> **Problem requirements**
Quote the whole listing exactly. Leave the pictures out of your copy.

Dataset records
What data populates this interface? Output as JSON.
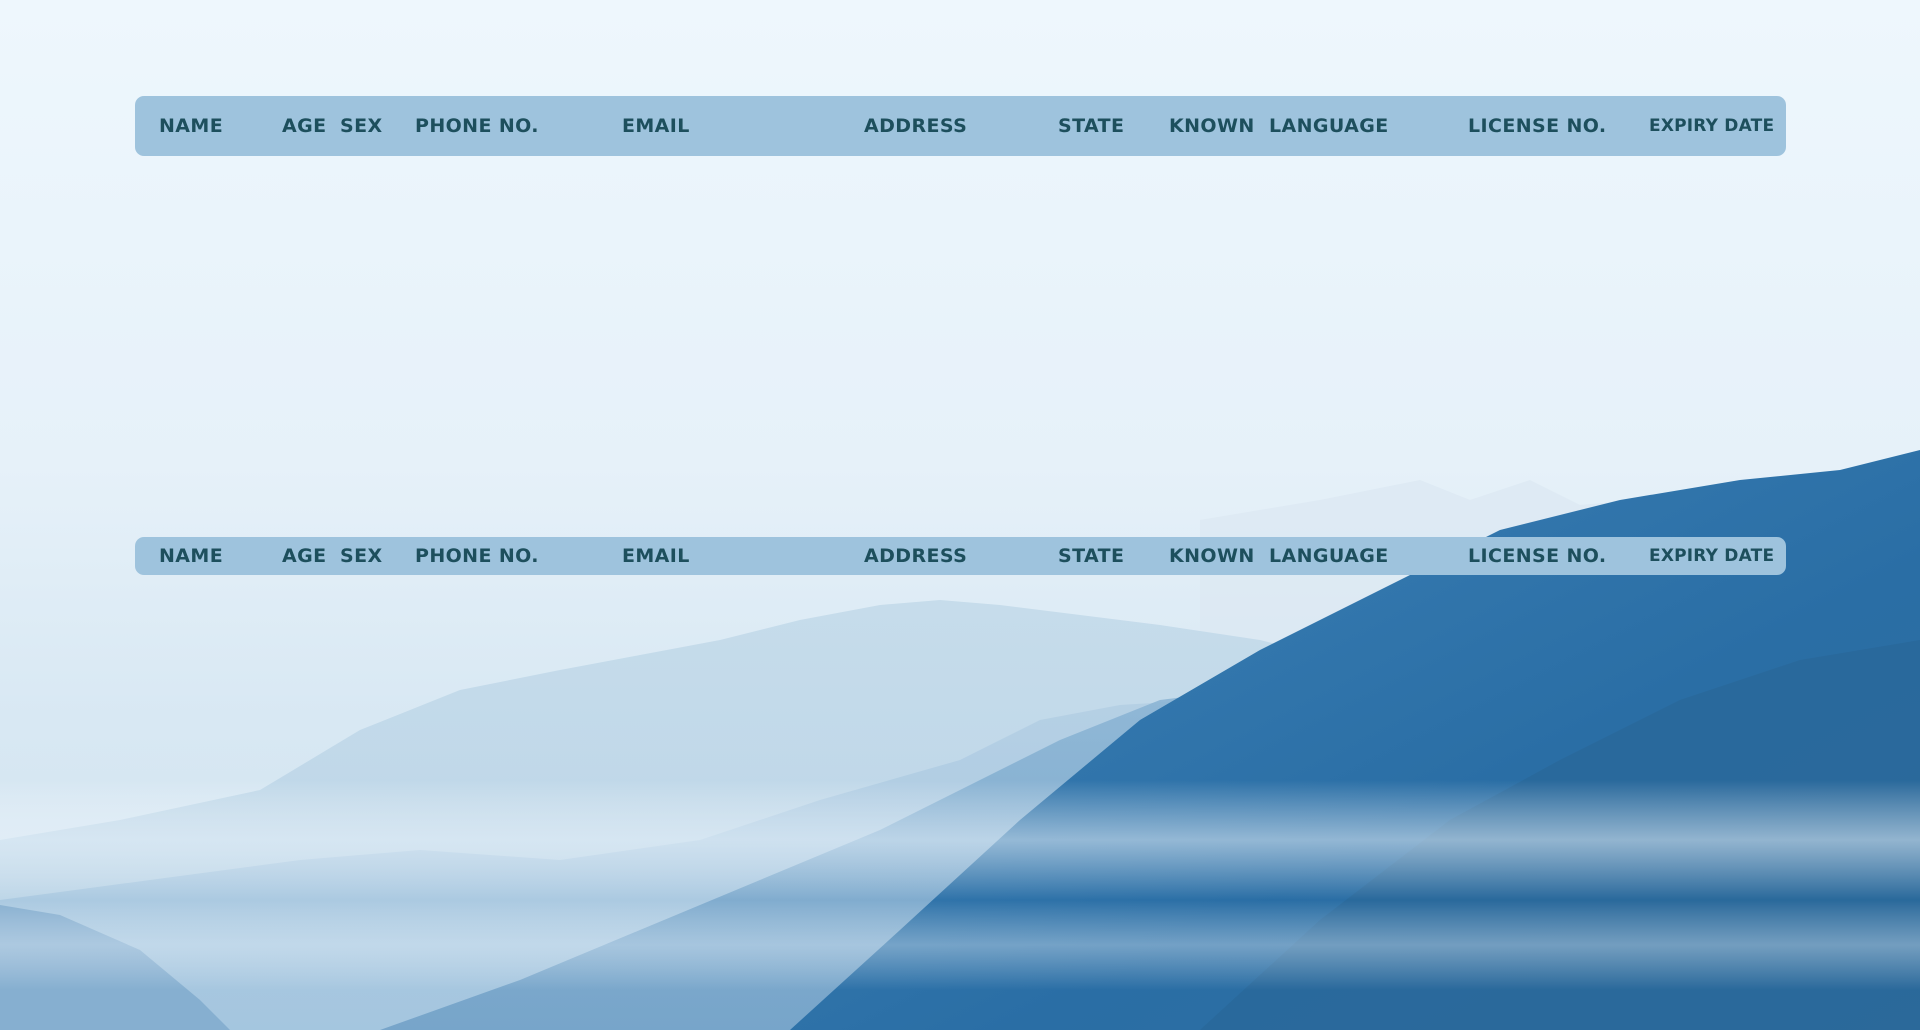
{
  "tables": [
    {
      "id": "top",
      "columns": [
        "NAME",
        "AGE",
        "SEX",
        "PHONE NO.",
        "EMAIL",
        "ADDRESS",
        "STATE",
        "KNOWN",
        "LANGUAGE",
        "LICENSE NO.",
        "EXPIRY DATE"
      ]
    },
    {
      "id": "bottom",
      "columns": [
        "NAME",
        "AGE",
        "SEX",
        "PHONE NO.",
        "EMAIL",
        "ADDRESS",
        "STATE",
        "KNOWN",
        "LANGUAGE",
        "LICENSE NO.",
        "EXPIRY DATE"
      ]
    }
  ],
  "colors": {
    "header_bg": "#9ec3dd",
    "header_text": "#1d4f5d",
    "sky": "#eef7fd",
    "mountain_dark": "#2f6fa3"
  },
  "background": {
    "image_name": "misty-blue-mountains"
  }
}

> **Exercise result**
What data populates this interface? Output as JSON.
{
  "tables": [
    {
      "id": "top",
      "columns": [
        "NAME",
        "AGE",
        "SEX",
        "PHONE NO.",
        "EMAIL",
        "ADDRESS",
        "STATE",
        "KNOWN",
        "LANGUAGE",
        "LICENSE NO.",
        "EXPIRY DATE"
      ]
    },
    {
      "id": "bottom",
      "columns": [
        "NAME",
        "AGE",
        "SEX",
        "PHONE NO.",
        "EMAIL",
        "ADDRESS",
        "STATE",
        "KNOWN",
        "LANGUAGE",
        "LICENSE NO.",
        "EXPIRY DATE"
      ]
    }
  ],
  "colors": {
    "header_bg": "#9ec3dd",
    "header_text": "#1d4f5d",
    "sky": "#eef7fd",
    "mountain_dark": "#2f6fa3"
  },
  "background": {
    "image_name": "misty-blue-mountains"
  }
}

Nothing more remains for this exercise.